[Stored entries]
──────

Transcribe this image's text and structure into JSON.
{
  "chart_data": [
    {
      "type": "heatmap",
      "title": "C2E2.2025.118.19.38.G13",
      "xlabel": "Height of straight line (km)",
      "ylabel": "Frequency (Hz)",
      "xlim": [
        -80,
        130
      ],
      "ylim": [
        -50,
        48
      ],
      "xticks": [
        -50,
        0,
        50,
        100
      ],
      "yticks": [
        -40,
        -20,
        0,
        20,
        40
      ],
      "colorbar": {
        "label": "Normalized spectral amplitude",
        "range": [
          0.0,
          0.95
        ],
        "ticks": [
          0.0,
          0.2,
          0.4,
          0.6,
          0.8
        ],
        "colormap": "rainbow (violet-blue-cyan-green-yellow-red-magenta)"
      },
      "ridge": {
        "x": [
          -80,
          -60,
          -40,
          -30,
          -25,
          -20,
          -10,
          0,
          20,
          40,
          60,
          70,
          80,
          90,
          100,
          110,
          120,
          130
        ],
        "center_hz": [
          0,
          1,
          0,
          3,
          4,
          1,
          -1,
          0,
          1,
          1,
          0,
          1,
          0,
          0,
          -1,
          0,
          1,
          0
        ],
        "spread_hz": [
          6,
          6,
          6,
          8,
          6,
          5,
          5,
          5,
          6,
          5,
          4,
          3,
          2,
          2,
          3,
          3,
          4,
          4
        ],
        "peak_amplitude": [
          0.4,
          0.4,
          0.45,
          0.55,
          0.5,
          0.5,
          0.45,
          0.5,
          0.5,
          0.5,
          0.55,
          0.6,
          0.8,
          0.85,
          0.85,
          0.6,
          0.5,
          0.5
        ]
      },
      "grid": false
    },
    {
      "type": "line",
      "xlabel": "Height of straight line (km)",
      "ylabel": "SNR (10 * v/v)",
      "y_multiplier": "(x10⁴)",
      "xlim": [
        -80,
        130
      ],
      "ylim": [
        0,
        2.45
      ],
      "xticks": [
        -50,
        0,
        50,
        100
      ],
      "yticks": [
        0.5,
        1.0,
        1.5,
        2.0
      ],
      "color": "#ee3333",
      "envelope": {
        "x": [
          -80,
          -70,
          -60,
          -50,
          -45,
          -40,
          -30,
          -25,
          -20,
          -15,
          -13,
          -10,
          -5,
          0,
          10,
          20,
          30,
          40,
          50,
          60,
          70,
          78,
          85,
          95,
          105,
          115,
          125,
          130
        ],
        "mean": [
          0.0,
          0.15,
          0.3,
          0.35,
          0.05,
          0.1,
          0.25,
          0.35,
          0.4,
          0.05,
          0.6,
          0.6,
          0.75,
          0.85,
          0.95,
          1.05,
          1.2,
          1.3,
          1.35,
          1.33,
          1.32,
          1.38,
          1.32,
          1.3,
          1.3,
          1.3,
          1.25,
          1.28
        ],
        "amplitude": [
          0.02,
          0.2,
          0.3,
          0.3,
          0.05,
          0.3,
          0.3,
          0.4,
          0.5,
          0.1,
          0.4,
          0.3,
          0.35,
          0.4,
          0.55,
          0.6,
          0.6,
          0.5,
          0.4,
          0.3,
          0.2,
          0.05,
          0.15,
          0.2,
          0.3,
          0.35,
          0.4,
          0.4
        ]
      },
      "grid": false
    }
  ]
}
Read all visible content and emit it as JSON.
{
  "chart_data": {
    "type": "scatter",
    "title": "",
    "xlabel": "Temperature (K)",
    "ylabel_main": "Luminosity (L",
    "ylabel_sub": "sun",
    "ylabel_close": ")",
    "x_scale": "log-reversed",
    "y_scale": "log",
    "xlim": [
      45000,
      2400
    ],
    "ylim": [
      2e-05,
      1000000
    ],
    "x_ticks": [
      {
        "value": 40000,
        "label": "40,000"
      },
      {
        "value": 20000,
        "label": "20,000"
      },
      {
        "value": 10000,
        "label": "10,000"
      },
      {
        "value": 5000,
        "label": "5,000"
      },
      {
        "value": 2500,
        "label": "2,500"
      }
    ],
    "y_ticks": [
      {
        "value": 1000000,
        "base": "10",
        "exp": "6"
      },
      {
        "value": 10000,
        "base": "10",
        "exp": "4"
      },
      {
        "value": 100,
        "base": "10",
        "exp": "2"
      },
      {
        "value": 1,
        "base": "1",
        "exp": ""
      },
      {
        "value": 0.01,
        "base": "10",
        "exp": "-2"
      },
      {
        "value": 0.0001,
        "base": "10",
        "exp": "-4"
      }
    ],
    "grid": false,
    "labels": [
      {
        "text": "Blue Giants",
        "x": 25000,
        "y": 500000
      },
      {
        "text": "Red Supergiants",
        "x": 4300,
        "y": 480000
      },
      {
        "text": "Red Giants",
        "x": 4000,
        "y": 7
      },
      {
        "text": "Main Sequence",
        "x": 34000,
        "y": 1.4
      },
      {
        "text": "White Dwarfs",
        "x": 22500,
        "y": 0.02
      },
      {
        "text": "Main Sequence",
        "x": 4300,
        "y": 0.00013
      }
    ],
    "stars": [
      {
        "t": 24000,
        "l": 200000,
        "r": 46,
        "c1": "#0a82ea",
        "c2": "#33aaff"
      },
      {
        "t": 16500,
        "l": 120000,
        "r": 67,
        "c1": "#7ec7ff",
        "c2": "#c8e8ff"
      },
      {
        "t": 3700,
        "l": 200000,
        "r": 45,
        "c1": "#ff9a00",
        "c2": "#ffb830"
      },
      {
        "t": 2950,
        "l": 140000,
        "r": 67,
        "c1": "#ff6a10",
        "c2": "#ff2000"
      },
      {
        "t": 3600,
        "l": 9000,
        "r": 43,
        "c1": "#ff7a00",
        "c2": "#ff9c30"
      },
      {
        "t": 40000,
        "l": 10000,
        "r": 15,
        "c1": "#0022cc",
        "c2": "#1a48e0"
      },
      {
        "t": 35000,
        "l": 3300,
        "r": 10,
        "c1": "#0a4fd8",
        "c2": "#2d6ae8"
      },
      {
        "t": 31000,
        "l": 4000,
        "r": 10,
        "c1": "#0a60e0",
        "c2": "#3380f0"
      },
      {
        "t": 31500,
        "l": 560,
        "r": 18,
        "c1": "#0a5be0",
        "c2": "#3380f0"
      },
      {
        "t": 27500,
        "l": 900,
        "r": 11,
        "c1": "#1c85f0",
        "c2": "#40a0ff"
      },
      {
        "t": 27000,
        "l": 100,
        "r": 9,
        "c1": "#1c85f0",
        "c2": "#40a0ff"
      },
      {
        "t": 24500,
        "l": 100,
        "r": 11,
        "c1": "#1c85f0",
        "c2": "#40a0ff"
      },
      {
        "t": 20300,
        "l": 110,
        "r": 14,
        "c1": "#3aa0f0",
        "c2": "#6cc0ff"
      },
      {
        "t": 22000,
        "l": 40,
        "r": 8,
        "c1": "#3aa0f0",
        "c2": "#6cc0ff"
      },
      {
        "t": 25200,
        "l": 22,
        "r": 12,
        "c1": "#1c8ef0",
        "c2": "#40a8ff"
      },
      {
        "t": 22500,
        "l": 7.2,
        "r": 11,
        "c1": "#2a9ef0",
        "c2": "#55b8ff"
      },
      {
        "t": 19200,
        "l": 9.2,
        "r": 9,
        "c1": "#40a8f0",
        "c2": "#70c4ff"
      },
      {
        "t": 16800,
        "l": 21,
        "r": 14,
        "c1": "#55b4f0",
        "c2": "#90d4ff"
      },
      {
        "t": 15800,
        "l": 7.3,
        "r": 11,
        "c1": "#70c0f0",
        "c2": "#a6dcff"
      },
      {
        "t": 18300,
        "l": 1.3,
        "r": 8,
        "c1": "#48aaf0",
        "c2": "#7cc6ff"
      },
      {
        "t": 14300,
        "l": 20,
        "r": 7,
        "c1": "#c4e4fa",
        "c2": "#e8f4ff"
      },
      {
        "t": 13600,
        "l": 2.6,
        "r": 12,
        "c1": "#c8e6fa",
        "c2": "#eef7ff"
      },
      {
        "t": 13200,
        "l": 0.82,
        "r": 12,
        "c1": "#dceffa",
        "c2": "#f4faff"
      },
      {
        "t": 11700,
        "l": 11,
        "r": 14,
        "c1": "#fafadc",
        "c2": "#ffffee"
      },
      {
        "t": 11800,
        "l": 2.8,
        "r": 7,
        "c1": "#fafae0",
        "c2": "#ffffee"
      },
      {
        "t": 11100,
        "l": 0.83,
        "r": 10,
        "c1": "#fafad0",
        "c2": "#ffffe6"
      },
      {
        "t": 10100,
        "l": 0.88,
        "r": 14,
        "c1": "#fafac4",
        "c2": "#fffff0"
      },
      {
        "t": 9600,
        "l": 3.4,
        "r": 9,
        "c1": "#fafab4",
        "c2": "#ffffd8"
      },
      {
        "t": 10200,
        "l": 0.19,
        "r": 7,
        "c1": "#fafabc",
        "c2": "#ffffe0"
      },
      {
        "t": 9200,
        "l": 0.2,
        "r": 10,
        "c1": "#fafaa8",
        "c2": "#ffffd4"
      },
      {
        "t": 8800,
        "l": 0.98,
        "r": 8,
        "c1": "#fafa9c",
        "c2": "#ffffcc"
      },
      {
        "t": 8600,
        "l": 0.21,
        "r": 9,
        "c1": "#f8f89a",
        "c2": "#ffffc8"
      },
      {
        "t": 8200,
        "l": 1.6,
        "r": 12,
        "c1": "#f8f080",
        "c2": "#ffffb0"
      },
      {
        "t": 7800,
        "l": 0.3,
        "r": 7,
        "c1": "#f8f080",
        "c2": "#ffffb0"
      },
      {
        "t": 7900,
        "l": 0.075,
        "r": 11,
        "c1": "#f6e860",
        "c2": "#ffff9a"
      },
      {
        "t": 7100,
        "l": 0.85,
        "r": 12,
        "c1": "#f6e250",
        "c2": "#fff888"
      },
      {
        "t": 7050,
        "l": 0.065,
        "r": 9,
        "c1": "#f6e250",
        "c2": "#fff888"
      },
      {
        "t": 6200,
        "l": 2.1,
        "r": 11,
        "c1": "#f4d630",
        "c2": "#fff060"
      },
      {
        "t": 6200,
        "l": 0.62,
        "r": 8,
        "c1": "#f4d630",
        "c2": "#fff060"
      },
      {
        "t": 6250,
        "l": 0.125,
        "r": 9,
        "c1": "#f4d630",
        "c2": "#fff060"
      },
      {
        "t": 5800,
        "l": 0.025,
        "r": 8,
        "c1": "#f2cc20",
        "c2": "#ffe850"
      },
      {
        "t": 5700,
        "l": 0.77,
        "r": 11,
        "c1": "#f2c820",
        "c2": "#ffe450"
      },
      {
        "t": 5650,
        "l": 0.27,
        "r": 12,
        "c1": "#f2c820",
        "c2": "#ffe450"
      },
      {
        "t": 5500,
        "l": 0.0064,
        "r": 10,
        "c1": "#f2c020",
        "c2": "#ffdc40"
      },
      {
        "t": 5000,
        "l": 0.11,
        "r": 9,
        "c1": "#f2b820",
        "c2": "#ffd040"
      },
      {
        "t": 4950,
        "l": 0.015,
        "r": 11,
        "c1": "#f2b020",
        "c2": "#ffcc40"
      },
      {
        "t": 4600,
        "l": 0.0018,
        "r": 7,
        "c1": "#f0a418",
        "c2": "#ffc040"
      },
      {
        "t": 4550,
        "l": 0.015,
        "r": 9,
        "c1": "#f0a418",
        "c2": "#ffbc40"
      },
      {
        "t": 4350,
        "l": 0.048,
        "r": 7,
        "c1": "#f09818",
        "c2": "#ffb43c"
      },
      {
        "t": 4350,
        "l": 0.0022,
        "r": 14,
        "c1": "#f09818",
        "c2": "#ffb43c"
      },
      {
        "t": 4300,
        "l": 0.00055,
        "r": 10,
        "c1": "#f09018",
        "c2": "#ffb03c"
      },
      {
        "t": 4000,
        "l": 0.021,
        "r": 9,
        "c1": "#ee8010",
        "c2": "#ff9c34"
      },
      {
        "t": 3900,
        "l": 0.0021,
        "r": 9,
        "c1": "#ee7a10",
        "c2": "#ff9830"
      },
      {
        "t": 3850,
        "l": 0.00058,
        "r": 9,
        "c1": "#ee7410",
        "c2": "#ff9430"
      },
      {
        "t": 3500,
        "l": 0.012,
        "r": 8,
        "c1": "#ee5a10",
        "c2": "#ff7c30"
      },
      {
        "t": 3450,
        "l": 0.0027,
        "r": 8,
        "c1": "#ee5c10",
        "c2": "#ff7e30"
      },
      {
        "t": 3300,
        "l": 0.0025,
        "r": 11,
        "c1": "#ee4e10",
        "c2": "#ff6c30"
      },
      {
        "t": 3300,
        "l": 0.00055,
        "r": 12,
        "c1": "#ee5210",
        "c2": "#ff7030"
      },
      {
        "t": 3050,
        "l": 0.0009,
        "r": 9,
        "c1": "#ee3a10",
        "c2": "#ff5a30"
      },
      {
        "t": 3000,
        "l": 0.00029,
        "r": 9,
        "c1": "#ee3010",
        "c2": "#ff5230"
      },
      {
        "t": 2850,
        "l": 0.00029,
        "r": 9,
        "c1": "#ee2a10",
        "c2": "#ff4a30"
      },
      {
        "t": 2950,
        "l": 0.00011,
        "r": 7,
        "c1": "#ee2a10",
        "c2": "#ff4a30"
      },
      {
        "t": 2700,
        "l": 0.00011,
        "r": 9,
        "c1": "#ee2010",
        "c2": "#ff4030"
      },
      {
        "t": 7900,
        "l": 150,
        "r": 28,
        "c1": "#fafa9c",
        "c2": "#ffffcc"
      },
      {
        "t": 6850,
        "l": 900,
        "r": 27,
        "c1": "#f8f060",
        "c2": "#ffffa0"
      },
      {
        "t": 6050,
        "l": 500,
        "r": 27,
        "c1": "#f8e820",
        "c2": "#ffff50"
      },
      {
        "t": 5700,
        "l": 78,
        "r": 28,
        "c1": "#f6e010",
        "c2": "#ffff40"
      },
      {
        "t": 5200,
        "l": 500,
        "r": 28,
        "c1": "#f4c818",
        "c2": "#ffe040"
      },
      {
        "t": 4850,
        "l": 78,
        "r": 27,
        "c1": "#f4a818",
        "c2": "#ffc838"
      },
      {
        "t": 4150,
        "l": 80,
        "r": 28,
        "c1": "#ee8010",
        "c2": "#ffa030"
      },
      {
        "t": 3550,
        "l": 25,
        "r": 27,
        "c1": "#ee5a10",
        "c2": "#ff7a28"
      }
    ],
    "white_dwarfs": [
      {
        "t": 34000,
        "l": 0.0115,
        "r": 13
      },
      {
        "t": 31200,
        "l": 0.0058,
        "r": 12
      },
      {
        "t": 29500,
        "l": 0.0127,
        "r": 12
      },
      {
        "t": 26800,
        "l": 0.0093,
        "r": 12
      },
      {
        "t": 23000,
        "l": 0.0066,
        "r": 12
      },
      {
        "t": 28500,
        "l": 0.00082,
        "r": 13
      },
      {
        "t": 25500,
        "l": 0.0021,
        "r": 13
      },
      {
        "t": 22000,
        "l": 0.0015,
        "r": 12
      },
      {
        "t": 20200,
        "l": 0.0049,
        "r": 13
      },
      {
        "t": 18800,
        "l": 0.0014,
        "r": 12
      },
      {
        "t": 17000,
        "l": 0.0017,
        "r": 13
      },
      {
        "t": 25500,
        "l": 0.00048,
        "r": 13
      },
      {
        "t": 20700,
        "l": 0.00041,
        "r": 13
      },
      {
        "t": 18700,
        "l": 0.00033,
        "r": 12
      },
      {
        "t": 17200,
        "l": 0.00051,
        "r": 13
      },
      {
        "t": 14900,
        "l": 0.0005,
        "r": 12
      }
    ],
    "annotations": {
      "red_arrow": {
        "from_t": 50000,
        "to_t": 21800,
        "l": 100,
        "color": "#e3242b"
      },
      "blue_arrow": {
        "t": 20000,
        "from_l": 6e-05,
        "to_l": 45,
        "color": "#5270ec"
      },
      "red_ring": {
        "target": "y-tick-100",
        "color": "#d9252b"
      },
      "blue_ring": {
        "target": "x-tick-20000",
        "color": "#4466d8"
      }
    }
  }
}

──────

Copy down every line of the entries containing the word "text".

REPLY TO THE EXERCISE:
Transcribe this image's text and structure into JSON.
        "text": "Blue Giants",
        "text": "Red Supergiants",
        "text": "Red Giants",
        "text": "Main Sequence",
        "text": "White Dwarfs",
        "text": "Main Sequence",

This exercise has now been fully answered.